• **Aim**
Reproduce the complete listing without any deviation.

(Dataset items)
========================================================================
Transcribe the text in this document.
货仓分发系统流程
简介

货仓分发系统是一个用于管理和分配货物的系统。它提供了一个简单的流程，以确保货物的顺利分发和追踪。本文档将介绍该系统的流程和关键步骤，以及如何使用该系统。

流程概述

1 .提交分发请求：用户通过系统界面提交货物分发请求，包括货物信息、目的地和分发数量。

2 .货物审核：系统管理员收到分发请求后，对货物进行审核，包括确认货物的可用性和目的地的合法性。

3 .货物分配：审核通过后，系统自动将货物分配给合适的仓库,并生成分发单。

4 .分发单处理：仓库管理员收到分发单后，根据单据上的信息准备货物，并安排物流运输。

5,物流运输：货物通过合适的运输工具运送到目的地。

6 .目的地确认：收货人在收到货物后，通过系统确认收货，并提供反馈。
========================================================================
• **Expected answer**
Transcribe the text in this document.
货仓分发系统流程
简介

货仓分发系统是一个用于管理和分配货物的系统。它提供了一个简单的流程，以确保货物的顺利分发和追踪。本文档将介绍该系统的流程和关键步骤，以及如何使用该系统。

流程概述

1 .提交分发请求：用户通过系统界面提交货物分发请求，包括货物信息、目的地和分发数量。

2 .货物审核：系统管理员收到分发请求后，对货物进行审核，包括确认货物的可用性和目的地的合法性。

3 .货物分配：审核通过后，系统自动将货物分配给合适的仓库,并生成分发单。

4 .分发单处理：仓库管理员收到分发单后，根据单据上的信息准备货物，并安排物流运输。

5,物流运输：货物通过合适的运输工具运送到目的地。

6 .目的地确认：收货人在收到货物后，通过系统确认收货，并提供反馈。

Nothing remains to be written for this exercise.